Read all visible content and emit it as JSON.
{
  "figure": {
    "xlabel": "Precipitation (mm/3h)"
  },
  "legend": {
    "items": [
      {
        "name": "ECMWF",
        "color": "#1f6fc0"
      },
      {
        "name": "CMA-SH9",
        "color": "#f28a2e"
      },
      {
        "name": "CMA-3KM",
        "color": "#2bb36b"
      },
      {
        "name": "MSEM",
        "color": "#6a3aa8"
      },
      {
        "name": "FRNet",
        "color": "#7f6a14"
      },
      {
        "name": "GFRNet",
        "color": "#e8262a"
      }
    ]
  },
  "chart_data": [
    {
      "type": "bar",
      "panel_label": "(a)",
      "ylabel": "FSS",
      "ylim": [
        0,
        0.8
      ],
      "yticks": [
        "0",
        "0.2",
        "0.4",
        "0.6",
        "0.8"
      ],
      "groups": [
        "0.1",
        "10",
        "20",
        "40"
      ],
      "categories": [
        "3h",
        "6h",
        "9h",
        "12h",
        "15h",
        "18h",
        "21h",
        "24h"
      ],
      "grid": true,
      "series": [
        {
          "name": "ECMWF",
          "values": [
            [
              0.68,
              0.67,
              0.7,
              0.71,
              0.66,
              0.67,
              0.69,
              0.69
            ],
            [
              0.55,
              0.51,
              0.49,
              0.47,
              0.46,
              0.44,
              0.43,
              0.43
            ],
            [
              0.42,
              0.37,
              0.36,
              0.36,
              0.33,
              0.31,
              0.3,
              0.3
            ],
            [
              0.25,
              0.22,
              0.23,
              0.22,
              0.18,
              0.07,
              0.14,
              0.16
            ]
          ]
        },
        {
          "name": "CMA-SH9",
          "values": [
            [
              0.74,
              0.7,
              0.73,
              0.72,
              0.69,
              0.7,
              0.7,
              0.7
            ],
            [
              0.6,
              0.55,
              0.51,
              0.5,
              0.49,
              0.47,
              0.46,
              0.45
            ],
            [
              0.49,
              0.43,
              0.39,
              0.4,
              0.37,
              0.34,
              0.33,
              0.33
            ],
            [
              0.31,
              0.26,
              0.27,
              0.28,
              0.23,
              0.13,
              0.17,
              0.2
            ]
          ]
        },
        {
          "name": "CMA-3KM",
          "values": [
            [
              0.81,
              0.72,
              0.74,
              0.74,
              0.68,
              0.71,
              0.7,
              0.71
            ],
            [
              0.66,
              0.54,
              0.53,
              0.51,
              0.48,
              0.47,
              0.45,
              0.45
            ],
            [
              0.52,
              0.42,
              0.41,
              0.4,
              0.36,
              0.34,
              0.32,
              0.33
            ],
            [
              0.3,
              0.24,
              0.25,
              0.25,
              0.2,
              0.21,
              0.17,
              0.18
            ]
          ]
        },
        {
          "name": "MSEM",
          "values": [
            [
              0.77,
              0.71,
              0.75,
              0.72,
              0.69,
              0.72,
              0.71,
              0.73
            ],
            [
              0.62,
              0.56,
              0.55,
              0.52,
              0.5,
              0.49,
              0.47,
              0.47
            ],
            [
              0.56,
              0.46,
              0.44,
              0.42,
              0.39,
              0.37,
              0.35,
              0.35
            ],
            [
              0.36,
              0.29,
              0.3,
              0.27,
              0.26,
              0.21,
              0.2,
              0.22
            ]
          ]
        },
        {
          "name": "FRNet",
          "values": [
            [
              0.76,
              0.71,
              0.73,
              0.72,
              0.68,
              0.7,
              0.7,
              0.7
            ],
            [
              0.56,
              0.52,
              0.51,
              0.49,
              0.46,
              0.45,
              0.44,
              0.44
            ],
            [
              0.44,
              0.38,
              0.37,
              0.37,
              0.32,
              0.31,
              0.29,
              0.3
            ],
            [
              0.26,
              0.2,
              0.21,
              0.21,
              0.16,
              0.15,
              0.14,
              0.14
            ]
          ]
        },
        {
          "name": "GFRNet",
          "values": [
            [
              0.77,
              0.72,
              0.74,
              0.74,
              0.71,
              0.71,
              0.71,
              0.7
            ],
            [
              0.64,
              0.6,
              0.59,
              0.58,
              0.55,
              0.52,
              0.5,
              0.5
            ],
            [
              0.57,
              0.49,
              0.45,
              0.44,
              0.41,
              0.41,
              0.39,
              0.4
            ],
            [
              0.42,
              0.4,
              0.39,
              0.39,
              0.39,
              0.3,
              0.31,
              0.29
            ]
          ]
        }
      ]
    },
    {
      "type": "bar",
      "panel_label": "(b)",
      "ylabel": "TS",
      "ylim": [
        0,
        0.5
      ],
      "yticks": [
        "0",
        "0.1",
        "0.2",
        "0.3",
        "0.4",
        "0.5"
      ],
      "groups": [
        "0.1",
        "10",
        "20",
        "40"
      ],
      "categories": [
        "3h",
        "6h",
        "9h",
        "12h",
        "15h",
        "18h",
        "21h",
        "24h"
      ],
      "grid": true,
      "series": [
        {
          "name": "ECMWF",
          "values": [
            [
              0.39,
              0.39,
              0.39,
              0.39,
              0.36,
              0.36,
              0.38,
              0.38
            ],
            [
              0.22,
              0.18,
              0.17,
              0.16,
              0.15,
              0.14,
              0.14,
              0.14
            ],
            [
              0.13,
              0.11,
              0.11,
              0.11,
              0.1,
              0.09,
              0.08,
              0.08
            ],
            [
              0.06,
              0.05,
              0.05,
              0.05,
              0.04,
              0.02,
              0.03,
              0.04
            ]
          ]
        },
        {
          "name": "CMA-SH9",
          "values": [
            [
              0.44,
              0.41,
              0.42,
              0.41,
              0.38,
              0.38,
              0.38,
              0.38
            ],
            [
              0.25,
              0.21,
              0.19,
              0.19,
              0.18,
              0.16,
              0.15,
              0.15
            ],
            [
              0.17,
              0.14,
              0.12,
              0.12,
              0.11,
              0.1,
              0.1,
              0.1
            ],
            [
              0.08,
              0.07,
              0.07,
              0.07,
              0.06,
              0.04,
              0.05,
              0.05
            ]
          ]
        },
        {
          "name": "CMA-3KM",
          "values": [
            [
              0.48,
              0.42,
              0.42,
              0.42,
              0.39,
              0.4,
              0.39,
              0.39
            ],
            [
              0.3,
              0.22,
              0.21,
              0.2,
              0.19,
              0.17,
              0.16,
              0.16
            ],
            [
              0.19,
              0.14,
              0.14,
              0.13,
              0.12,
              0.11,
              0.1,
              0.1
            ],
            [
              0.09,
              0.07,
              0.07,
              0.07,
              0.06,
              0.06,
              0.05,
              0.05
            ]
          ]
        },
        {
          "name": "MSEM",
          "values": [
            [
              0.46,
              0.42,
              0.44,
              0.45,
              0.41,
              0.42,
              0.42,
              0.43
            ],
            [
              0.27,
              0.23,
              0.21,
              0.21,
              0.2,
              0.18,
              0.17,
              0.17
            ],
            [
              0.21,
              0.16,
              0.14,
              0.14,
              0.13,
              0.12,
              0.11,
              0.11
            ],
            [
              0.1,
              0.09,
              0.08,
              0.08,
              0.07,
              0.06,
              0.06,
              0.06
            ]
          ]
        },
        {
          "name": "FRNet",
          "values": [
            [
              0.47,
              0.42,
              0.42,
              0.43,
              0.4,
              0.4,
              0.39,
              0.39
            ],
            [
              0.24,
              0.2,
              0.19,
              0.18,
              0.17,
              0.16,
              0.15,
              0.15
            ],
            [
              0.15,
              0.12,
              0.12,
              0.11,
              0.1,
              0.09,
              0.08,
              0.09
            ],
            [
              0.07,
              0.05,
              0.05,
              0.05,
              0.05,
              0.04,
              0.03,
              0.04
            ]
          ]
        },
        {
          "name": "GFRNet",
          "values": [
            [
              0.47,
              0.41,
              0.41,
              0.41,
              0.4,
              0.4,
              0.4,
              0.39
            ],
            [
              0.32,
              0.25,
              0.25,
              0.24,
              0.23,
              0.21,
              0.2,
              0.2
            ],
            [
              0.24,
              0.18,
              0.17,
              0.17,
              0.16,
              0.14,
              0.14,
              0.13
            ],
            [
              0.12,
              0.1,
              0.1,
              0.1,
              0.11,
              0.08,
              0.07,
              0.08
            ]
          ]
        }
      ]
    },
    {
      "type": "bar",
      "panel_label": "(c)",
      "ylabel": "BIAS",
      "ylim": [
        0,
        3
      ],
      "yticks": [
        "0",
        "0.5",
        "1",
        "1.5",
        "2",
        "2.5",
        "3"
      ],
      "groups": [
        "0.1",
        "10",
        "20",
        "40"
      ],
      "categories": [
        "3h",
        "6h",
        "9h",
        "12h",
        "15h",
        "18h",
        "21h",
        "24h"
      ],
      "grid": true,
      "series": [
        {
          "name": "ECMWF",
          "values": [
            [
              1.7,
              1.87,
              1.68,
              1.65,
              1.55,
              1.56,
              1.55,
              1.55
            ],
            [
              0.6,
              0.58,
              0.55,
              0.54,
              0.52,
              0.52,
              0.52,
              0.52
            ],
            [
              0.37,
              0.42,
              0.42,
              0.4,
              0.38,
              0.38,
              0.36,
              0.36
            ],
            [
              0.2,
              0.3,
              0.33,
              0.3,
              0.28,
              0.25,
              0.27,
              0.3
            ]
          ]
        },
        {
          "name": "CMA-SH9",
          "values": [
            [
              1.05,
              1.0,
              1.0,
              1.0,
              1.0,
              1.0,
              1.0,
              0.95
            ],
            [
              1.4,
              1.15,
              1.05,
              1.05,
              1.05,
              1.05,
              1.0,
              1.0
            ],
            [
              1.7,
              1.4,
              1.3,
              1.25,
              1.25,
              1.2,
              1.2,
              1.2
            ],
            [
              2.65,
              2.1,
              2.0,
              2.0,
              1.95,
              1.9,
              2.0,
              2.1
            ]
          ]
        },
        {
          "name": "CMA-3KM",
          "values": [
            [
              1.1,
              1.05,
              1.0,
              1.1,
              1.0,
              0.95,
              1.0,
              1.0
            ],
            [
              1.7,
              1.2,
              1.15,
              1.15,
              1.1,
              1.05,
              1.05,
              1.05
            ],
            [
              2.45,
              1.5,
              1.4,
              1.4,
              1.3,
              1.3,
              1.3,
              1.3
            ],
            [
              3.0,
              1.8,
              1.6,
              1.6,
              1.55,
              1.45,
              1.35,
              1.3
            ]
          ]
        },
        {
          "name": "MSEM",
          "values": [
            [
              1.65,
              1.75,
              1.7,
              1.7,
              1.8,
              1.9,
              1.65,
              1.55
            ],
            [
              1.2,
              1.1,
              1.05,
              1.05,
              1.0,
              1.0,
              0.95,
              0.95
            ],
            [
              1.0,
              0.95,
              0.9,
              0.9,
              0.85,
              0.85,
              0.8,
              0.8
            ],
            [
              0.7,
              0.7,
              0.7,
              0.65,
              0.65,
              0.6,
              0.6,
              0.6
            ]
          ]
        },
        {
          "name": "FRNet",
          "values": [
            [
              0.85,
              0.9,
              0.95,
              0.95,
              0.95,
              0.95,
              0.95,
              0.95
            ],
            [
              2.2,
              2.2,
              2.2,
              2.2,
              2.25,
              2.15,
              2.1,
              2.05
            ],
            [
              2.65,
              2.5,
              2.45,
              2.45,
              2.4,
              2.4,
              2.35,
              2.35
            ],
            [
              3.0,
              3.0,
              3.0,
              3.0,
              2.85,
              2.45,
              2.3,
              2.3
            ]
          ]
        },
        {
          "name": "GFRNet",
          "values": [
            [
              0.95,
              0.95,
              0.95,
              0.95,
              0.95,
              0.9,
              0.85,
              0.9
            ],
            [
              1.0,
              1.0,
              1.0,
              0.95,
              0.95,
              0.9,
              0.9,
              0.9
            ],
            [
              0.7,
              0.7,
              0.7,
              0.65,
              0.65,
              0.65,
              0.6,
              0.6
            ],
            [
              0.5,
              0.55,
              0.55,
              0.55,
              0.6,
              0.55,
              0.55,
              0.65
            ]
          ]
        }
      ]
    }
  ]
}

◇ ◇ ◇ ◇ ◇ ◇ ◇

Challenge | Read the entries and pick out all lines that include the word "color".

Complete output |
        "color": "#1f6fc0"
        "color": "#f28a2e"
        "color": "#2bb36b"
        "color": "#6a3aa8"
        "color": "#7f6a14"
        "color": "#e8262a"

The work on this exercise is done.